■ WHAT IS REQUIRED ■
Any pictures in the records below should be skipped; write out everything else exactly.

[TASK MATERIAL start]

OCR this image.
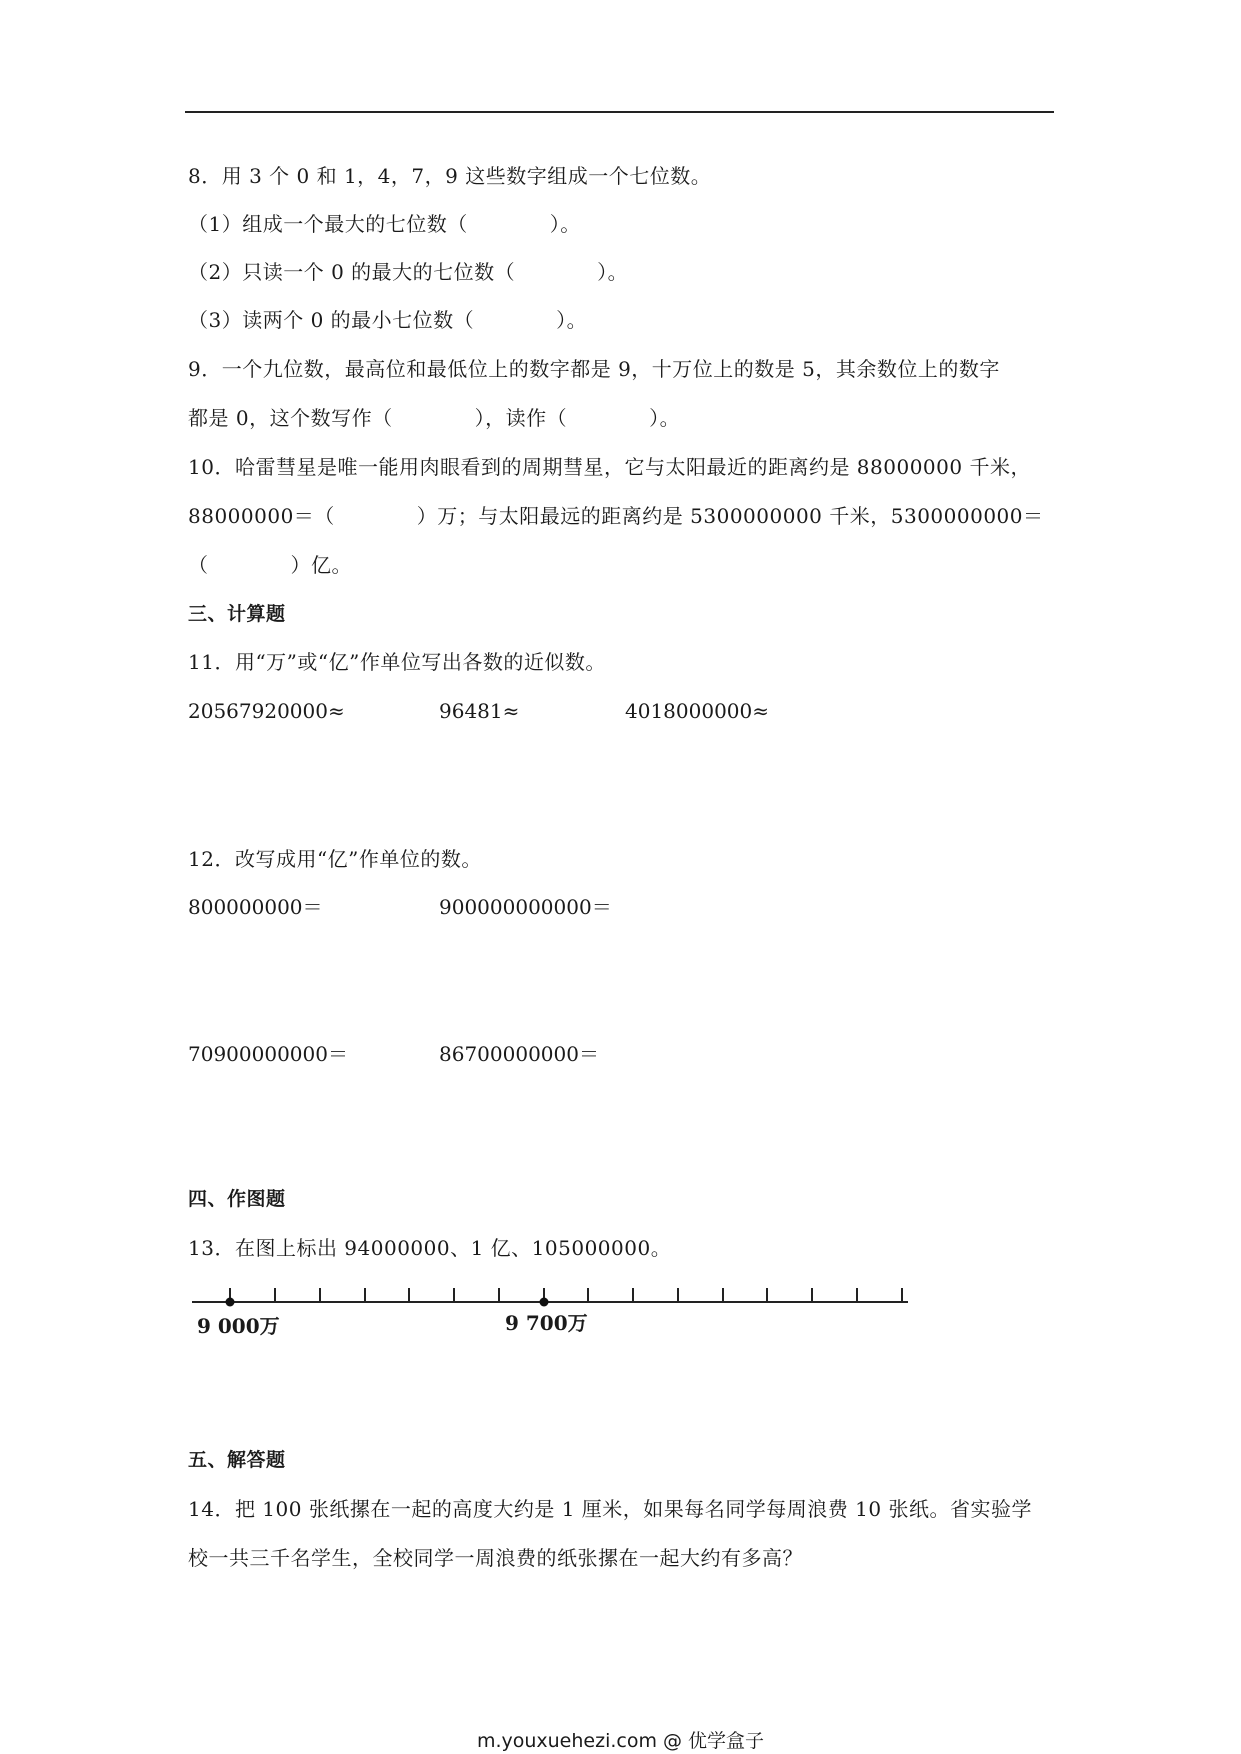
8．用 3 个 0 和 1，4，7，9 这些数字组成一个七位数。
（1）组成一个最大的七位数（　　　　）。
（2）只读一个 0 的最大的七位数（　　　　）。
（3）读两个 0 的最小七位数（　　　　）。
9．一个九位数，最高位和最低位上的数字都是 9，十万位上的数是 5，其余数位上的数字
都是 0，这个数写作（　　　　），读作（　　　　）。
10．哈雷彗星是唯一能用肉眼看到的周期彗星，它与太阳最近的距离约是 88000000 千米，
88000000＝（　　　　）万；与太阳最远的距离约是 5300000000 千米，5300000000＝
（　　　　）亿。
三、计算题
11．用“万”或“亿”作单位写出各数的近似数。
20567920000≈	96481≈	4018000000≈
12．改写成用“亿”作单位的数。
800000000＝	900000000000＝
70900000000＝	86700000000＝
四、作图题
13．在图上标出 94000000、1 亿、105000000。
9 000万	9 700万
五、解答题
14．把 100 张纸摞在一起的高度大约是 1 厘米，如果每名同学每周浪费 10 张纸。省实验学
校一共三千名学生，全校同学一周浪费的纸张摞在一起大约有多高？
m.youxuehezi.com @ 优学盒子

[TASK MATERIAL end]

■ TASK ANSWER ■
OCR this image.
8．用 3 个 0 和 1，4，7，9 这些数字组成一个七位数。
（1）组成一个最大的七位数（　　　　）。
（2）只读一个 0 的最大的七位数（　　　　）。
（3）读两个 0 的最小七位数（　　　　）。
9．一个九位数，最高位和最低位上的数字都是 9，十万位上的数是 5，其余数位上的数字
都是 0，这个数写作（　　　　），读作（　　　　）。
10．哈雷彗星是唯一能用肉眼看到的周期彗星，它与太阳最近的距离约是 88000000 千米，
88000000＝（　　　　）万；与太阳最远的距离约是 5300000000 千米，5300000000＝
（　　　　）亿。
三、计算题
11．用“万”或“亿”作单位写出各数的近似数。
20567920000≈	96481≈	4018000000≈
12．改写成用“亿”作单位的数。
800000000＝	900000000000＝
70900000000＝	86700000000＝
四、作图题
13．在图上标出 94000000、1 亿、105000000。
9 000万	9 700万
五、解答题
14．把 100 张纸摞在一起的高度大约是 1 厘米，如果每名同学每周浪费 10 张纸。省实验学
校一共三千名学生，全校同学一周浪费的纸张摞在一起大约有多高？
m.youxuehezi.com @ 优学盒子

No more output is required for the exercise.